[Opening Data to examine section]

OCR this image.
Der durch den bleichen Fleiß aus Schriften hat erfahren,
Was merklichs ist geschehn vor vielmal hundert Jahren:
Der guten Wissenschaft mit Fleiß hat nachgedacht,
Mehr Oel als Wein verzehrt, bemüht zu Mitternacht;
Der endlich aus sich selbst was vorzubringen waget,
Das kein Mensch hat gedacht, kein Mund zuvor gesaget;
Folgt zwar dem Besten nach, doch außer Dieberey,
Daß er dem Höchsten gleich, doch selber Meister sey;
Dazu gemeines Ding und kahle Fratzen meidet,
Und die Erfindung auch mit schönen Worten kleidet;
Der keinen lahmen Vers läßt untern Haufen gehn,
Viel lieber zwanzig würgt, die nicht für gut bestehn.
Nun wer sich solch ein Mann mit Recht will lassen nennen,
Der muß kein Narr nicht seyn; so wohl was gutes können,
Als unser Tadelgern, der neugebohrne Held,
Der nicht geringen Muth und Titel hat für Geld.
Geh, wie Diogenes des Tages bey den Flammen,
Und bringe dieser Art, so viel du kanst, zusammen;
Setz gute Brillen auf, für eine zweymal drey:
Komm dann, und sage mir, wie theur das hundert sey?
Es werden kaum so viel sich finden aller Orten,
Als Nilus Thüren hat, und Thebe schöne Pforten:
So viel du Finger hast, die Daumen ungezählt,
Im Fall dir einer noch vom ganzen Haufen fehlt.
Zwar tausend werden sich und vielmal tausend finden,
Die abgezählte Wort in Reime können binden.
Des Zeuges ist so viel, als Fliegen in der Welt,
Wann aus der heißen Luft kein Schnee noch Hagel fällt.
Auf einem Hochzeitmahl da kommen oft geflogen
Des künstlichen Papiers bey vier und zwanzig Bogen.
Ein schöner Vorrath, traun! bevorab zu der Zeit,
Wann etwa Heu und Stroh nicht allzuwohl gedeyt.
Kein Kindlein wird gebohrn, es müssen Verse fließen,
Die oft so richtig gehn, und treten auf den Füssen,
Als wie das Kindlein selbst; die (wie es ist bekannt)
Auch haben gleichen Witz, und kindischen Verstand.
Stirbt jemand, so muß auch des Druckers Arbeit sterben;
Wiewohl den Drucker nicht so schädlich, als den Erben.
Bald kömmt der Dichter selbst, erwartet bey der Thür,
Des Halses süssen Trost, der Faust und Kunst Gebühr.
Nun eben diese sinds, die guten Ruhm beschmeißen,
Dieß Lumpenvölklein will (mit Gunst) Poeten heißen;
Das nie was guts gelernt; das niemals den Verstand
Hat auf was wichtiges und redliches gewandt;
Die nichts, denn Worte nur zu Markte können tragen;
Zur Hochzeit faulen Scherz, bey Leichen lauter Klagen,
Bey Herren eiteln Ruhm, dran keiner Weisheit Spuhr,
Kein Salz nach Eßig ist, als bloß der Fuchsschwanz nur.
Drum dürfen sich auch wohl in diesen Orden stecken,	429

[Closing Data to examine section]

◆ Exercise description:
Answer with a single number: the count of lines in the records that contain "heißen".

◆ Expected answer:
2